**** Document text
Sunday 8 February 2015

Part 4: Types of Data Warehouses

In this series, the previous post was about Part 3: Types of Data Warehouse Architectures. Please go through it, if you missed it.

A data warehouse is a relational/multidimensional database that is designed for query and analysis rather than transaction processing. A data warehouse usually contains historical data that is derived from transaction data. It separates analysis workload from transaction workload and enables a business to consolidate data from several sources.
In addition to a relational/multidimensional database; a data warehouse environment often consists of an ETL solution, an OLAP engine, client analysis tools, and other applications that manage the process of gathering data and delivering it to business users.

There are three types of data warehouses:

  • Enterprise Data Warehouse
  • ODS (Operational Data Store)
  • Data Mart


Enterprise Data Warehouse

In an enterprise Data Warehouse, the entire data of the organisation is fetched from the heterogeneous data sources into the ODS, then the data is loaded in to the data warehouse after cleansing and applying business transformations. 
The data marts are built from the data warehouse. Each data mart will hold the data specific to the departments in the organization. Each user group will have access to the respective data marts. This mechanism helps to secure the data by avoiding unnecessary access and it also speed up the report generation.The user groups uses analytic tools to generate the reports from the respective data marts.

ODS (Operational Data Store)

ODS is the place where the data from multiple heterogeneous sources are stored for further processing. Data is loaded to the ODS in batches. Data once loaded in the ODS will not go back to the OLTP / Source / Originating system. Some amount of cleansing and standardization is applied to the data before storing it in the Operational Data Store. It act as a single version of truth to the organization. It enables the user to get all the organizational information at one place. ODS is not a data warehouse. But it act as an intermediate storage in the data warehouse. In the above diagram, the data from files, CRM, ERP, Web Service, etc are loaded into the ODS using ETL process.
********
→ **Task list**:
(1) According to the data warehouse text, in what way is data loaded into the ODS?
(2) Continue the text on types of data warehouses from where it stops.
**** Listing
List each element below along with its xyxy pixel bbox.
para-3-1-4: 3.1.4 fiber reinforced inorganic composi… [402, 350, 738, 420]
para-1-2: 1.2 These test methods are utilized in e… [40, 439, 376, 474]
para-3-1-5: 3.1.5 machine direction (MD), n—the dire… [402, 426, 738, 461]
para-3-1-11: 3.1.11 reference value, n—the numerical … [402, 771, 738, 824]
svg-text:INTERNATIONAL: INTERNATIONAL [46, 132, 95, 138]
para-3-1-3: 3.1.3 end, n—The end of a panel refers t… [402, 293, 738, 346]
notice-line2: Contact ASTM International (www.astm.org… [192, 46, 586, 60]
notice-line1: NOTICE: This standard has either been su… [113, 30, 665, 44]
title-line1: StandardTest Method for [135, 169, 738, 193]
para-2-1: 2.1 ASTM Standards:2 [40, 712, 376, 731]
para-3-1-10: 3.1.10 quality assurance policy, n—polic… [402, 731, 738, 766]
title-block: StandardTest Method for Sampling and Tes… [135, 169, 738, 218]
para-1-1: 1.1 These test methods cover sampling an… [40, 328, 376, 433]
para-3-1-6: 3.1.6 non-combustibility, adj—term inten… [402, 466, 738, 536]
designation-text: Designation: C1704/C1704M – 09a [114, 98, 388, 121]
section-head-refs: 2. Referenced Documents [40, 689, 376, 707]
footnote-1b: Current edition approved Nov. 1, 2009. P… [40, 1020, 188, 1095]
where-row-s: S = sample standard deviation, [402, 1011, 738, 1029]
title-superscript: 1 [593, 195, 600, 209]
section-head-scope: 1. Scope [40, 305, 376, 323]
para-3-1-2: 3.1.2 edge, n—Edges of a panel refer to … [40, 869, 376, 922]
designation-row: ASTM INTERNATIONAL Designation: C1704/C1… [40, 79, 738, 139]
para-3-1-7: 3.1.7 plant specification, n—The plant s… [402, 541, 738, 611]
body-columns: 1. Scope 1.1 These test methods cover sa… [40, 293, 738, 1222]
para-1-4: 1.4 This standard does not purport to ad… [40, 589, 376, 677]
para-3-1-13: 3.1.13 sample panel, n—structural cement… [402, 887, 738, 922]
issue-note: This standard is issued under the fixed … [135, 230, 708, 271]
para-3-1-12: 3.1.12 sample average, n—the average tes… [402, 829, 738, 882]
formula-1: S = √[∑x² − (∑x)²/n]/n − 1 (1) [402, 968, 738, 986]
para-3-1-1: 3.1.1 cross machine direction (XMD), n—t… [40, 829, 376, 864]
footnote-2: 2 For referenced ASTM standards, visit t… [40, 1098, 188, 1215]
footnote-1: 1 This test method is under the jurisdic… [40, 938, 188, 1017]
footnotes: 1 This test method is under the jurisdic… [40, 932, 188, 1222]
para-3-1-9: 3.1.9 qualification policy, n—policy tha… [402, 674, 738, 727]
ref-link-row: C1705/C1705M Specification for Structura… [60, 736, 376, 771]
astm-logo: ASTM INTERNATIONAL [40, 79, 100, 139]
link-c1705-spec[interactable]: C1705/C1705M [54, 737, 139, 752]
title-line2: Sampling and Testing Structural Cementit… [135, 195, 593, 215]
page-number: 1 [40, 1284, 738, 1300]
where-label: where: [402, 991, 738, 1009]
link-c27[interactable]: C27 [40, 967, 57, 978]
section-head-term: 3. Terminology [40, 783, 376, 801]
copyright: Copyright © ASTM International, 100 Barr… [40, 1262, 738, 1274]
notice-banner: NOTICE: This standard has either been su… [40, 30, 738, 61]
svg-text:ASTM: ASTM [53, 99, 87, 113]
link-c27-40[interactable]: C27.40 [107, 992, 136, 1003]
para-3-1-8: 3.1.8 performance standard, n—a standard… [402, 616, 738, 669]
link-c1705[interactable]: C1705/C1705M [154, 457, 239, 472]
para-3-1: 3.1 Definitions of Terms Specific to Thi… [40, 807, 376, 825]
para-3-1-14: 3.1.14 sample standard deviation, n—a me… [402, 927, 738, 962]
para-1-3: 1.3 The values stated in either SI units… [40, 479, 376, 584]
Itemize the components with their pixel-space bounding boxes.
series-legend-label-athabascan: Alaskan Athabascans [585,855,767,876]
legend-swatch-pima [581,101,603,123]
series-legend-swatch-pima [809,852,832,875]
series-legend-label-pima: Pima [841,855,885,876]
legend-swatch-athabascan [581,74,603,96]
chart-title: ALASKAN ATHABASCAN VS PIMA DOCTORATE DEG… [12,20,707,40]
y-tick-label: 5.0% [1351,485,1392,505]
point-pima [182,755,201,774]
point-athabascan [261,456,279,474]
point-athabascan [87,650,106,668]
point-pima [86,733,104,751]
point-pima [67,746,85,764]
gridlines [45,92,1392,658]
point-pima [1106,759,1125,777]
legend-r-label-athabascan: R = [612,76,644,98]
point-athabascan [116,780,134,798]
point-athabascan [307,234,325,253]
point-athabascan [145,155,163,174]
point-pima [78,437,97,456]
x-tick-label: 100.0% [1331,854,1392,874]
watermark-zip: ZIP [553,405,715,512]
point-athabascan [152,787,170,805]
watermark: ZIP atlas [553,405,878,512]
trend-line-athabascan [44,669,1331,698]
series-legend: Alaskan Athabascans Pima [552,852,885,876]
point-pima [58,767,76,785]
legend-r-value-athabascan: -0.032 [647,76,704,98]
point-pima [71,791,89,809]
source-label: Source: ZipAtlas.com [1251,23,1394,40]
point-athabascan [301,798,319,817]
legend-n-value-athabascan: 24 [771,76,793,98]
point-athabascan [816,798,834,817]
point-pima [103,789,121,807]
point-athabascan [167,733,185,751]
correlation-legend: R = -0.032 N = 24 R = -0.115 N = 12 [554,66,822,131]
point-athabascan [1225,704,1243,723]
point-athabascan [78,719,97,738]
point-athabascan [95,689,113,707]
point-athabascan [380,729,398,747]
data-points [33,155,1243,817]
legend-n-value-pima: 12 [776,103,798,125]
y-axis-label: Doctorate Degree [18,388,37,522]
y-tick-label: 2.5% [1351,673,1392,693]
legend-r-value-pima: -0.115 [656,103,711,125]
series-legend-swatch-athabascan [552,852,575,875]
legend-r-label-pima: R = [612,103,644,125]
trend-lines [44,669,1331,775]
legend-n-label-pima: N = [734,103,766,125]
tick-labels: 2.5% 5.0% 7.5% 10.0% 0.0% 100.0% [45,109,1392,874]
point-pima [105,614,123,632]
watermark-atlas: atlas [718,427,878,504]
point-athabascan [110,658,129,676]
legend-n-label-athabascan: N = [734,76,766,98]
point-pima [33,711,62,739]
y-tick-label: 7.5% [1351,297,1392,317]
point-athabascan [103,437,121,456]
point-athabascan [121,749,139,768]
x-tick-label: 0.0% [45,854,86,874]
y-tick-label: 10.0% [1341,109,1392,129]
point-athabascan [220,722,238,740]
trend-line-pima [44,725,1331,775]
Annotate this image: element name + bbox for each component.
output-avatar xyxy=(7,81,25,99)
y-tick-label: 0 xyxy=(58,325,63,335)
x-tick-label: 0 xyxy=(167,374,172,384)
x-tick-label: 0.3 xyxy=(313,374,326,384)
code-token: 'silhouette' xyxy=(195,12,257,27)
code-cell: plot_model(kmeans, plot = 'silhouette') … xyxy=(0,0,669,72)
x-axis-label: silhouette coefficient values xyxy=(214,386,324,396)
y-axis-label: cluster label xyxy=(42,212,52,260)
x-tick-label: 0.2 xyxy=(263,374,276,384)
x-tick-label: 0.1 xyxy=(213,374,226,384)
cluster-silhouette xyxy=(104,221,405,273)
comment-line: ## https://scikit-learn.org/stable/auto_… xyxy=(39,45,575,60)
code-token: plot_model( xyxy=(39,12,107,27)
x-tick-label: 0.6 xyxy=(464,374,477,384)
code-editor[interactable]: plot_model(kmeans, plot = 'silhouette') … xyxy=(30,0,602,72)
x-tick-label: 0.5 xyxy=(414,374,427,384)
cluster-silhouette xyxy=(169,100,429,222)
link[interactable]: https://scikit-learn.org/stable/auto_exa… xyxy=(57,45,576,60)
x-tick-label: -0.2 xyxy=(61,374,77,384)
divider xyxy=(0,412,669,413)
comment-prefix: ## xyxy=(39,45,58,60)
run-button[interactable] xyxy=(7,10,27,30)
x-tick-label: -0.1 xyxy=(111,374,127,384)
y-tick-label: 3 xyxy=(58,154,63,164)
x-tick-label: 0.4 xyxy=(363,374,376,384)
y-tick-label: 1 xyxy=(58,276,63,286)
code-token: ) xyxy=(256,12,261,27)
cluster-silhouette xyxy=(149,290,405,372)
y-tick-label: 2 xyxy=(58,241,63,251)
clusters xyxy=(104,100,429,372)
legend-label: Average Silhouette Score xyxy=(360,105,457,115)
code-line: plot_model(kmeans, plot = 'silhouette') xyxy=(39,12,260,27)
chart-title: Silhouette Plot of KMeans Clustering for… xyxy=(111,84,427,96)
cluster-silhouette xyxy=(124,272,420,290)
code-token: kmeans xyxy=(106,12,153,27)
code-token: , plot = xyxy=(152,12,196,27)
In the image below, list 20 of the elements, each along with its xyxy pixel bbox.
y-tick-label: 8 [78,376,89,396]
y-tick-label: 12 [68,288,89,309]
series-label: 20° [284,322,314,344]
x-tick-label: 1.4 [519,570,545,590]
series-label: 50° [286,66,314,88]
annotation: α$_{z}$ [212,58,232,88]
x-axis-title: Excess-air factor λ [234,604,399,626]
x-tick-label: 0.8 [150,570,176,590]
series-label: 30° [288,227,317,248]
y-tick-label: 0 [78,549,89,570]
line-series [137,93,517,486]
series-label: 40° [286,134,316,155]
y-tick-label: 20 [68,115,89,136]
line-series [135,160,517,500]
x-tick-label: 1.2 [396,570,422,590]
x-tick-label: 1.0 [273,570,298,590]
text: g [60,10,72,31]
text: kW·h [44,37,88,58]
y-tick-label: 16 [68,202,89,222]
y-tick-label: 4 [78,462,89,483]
********
→ **Answers to each task**:
(1) In batches.

(2)
Data Mart

Data Mart is a subset of Data Warehouse. There are 2 different approaches in Data Warehouse.

Top-Down Approach

Top-Down Approach is introduced by Bill Inmon. In this approach, the data warehouse is created first. Then the data marts are created from the broad data warehouse. For example Sales, Purchase, Marketing, Human Resource, etc.

Advantages

  • The entire organizational data will be available to uses from the data warehouse.

Disadvantages

  • Development time is more.
  • Scalability is complex.

Bottom-Up Approach

Bottom-Up Approach is introduced by Ralph Kimball. In this approach, the data marts are created first. Each data mart serves a particular business area's reporting requirements in an organization. For example Sales, Purchase, Marketing, Human Resource, etc.
Once the data marts are created, all these data marts are integrated together to form the data warehouse.

Advantages
  • Development time is minimal since it will not create the entire data warehouse at once.
  • Faster report availability.
  • Highly scalable.

Disadvantages
  • The entire information of the organization will not be available since the data is scattered in different data marts.

Thanks for reading my blog.